SET TASK: Lines containing the word "JSON" are to be located and copied.

DATA PROVIDED:
□ □ □ □ □

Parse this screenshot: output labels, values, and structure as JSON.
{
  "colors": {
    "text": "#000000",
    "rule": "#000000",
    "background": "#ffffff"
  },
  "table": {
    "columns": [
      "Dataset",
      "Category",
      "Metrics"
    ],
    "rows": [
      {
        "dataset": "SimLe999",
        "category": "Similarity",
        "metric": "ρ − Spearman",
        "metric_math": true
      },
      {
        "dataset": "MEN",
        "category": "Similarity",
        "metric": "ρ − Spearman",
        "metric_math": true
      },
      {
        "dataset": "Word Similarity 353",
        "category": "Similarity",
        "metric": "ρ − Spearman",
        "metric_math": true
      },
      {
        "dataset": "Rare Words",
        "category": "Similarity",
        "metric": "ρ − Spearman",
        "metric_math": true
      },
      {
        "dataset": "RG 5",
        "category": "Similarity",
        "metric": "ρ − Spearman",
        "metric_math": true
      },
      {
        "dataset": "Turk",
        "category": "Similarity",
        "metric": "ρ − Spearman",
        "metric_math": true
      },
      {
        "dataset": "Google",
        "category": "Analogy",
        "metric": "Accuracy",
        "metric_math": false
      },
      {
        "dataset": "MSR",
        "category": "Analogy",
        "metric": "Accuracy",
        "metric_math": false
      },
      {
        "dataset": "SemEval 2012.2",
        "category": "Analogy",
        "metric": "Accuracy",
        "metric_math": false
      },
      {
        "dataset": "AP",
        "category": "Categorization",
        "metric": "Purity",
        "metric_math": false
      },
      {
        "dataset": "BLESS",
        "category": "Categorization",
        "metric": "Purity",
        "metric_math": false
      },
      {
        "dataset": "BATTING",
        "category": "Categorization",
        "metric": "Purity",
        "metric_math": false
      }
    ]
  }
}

□ □ □ □ □

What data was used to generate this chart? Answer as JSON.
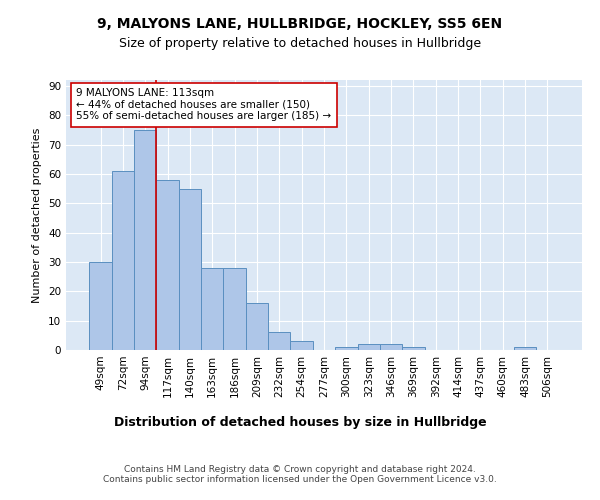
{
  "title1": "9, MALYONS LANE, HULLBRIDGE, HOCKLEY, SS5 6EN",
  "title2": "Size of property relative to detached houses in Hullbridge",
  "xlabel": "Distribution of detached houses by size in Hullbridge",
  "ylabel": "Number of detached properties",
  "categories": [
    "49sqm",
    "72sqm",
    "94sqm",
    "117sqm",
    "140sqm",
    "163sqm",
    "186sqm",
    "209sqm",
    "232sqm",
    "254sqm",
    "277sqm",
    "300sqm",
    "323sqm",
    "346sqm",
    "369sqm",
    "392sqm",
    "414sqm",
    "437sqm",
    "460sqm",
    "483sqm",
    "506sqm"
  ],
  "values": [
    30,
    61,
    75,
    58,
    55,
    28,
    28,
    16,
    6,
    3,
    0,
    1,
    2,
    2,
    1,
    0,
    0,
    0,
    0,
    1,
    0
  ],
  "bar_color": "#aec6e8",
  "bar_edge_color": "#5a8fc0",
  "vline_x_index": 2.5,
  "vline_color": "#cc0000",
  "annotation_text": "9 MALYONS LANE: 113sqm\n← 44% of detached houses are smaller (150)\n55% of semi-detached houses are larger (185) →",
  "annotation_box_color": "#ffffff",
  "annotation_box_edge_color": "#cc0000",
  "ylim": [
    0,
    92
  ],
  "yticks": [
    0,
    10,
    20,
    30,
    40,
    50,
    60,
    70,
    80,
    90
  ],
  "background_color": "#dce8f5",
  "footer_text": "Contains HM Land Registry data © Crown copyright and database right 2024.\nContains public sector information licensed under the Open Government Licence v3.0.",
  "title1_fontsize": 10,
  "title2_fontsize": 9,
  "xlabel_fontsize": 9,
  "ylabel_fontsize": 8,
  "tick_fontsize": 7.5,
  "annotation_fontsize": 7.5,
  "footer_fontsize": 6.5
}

□ □ □ □ □

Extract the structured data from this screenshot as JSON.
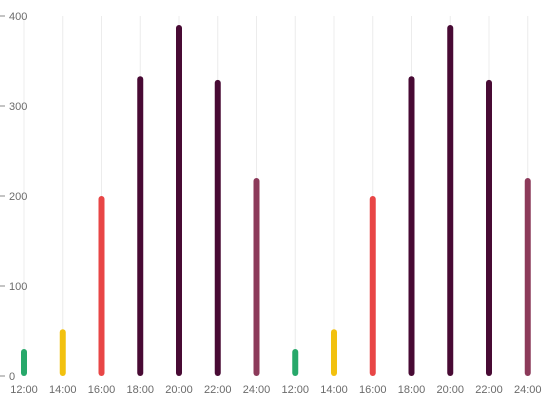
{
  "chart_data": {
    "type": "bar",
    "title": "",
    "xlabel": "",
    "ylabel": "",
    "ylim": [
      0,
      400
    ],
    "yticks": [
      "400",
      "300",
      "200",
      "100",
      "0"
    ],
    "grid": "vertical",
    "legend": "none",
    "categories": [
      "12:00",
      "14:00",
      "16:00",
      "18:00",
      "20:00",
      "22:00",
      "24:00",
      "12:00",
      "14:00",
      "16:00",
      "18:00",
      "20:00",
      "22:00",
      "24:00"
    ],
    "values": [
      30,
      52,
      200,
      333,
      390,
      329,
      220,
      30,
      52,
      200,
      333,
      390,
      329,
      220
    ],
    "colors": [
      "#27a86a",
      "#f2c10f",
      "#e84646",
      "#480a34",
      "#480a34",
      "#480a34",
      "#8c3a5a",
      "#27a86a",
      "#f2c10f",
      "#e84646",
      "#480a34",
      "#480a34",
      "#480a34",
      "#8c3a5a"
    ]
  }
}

□ □ □ □ □

TASK RESPONSE:
Parse this screenshot: output labels, values, and structure as JSON.
What data was used to generate this chart? Answer as JSON.
Extract the structured data from this screenshot as JSON.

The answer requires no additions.